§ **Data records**
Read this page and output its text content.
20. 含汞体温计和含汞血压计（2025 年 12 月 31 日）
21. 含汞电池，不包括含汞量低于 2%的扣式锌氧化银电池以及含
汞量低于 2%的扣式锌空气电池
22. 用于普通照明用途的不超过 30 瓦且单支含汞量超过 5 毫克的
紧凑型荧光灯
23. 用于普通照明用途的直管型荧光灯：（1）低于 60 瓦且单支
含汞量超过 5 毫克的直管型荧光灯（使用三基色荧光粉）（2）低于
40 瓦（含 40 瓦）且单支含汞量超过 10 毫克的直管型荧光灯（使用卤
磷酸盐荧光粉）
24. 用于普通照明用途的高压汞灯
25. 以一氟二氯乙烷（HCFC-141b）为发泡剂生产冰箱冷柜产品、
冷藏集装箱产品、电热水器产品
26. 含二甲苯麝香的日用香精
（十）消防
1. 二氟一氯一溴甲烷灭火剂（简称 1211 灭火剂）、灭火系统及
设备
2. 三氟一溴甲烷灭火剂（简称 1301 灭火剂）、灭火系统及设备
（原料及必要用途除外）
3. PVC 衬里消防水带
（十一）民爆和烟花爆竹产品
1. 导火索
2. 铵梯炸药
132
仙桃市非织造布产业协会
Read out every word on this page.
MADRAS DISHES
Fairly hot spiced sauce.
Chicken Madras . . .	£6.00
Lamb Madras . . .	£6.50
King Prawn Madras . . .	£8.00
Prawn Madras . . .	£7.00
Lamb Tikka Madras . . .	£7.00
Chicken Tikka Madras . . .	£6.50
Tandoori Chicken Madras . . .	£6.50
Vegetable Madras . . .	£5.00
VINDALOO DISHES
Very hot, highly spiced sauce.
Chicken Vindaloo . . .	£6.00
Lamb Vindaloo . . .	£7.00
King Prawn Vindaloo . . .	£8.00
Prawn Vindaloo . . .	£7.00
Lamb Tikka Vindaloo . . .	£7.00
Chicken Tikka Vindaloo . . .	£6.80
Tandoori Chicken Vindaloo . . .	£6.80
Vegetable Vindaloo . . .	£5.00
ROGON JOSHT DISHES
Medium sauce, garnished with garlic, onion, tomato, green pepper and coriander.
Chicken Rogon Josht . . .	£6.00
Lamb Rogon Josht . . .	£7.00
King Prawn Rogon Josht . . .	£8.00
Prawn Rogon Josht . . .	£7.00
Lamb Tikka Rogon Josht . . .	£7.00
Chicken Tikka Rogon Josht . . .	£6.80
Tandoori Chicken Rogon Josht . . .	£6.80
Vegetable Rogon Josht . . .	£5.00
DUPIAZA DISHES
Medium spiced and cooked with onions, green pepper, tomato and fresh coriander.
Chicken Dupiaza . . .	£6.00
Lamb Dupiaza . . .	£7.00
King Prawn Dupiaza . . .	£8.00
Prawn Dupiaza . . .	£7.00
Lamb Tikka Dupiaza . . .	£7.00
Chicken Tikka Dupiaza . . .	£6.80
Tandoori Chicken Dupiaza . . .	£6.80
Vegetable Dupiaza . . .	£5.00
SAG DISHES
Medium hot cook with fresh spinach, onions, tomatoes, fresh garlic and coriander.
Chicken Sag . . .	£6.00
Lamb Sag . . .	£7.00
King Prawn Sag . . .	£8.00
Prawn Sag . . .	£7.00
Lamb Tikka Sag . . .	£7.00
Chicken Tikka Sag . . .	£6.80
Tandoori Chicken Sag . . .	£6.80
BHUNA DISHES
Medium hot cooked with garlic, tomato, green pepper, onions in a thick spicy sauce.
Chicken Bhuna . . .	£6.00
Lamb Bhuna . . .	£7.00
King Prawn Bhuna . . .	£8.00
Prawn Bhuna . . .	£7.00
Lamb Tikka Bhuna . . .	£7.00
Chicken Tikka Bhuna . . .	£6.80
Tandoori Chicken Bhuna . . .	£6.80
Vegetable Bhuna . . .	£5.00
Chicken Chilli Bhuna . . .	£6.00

§ **Stated goal**
Every record shown above must be echoed exactly.

§ **The completed task**
Read this page and output its text content.
20. 含汞体温计和含汞血压计（2025 年 12 月 31 日）
21. 含汞电池，不包括含汞量低于 2%的扣式锌氧化银电池以及含
汞量低于 2%的扣式锌空气电池
22. 用于普通照明用途的不超过 30 瓦且单支含汞量超过 5 毫克的
紧凑型荧光灯
23. 用于普通照明用途的直管型荧光灯：（1）低于 60 瓦且单支
含汞量超过 5 毫克的直管型荧光灯（使用三基色荧光粉）（2）低于
40 瓦（含 40 瓦）且单支含汞量超过 10 毫克的直管型荧光灯（使用卤
磷酸盐荧光粉）
24. 用于普通照明用途的高压汞灯
25. 以一氟二氯乙烷（HCFC-141b）为发泡剂生产冰箱冷柜产品、
冷藏集装箱产品、电热水器产品
26. 含二甲苯麝香的日用香精
（十）消防
1. 二氟一氯一溴甲烷灭火剂（简称 1211 灭火剂）、灭火系统及
设备
2. 三氟一溴甲烷灭火剂（简称 1301 灭火剂）、灭火系统及设备
（原料及必要用途除外）
3. PVC 衬里消防水带
（十一）民爆和烟花爆竹产品
1. 导火索
2. 铵梯炸药
132
仙桃市非织造布产业协会
Read out every word on this page.
MADRAS DISHES
Fairly hot spiced sauce.
Chicken Madras . . .	£6.00
Lamb Madras . . .	£6.50
King Prawn Madras . . .	£8.00
Prawn Madras . . .	£7.00
Lamb Tikka Madras . . .	£7.00
Chicken Tikka Madras . . .	£6.50
Tandoori Chicken Madras . . .	£6.50
Vegetable Madras . . .	£5.00
VINDALOO DISHES
Very hot, highly spiced sauce.
Chicken Vindaloo . . .	£6.00
Lamb Vindaloo . . .	£7.00
King Prawn Vindaloo . . .	£8.00
Prawn Vindaloo . . .	£7.00
Lamb Tikka Vindaloo . . .	£7.00
Chicken Tikka Vindaloo . . .	£6.80
Tandoori Chicken Vindaloo . . .	£6.80
Vegetable Vindaloo . . .	£5.00
ROGON JOSHT DISHES
Medium sauce, garnished with garlic, onion, tomato, green pepper and coriander.
Chicken Rogon Josht . . .	£6.00
Lamb Rogon Josht . . .	£7.00
King Prawn Rogon Josht . . .	£8.00
Prawn Rogon Josht . . .	£7.00
Lamb Tikka Rogon Josht . . .	£7.00
Chicken Tikka Rogon Josht . . .	£6.80
Tandoori Chicken Rogon Josht . . .	£6.80
Vegetable Rogon Josht . . .	£5.00
DUPIAZA DISHES
Medium spiced and cooked with onions, green pepper, tomato and fresh coriander.
Chicken Dupiaza . . .	£6.00
Lamb Dupiaza . . .	£7.00
King Prawn Dupiaza . . .	£8.00
Prawn Dupiaza . . .	£7.00
Lamb Tikka Dupiaza . . .	£7.00
Chicken Tikka Dupiaza . . .	£6.80
Tandoori Chicken Dupiaza . . .	£6.80
Vegetable Dupiaza . . .	£5.00
SAG DISHES
Medium hot cook with fresh spinach, onions, tomatoes, fresh garlic and coriander.
Chicken Sag . . .	£6.00
Lamb Sag . . .	£7.00
King Prawn Sag . . .	£8.00
Prawn Sag . . .	£7.00
Lamb Tikka Sag . . .	£7.00
Chicken Tikka Sag . . .	£6.80
Tandoori Chicken Sag . . .	£6.80
BHUNA DISHES
Medium hot cooked with garlic, tomato, green pepper, onions in a thick spicy sauce.
Chicken Bhuna . . .	£6.00
Lamb Bhuna . . .	£7.00
King Prawn Bhuna . . .	£8.00
Prawn Bhuna . . .	£7.00
Lamb Tikka Bhuna . . .	£7.00
Chicken Tikka Bhuna . . .	£6.80
Tandoori Chicken Bhuna . . .	£6.80
Vegetable Bhuna . . .	£5.00
Chicken Chilli Bhuna . . .	£6.00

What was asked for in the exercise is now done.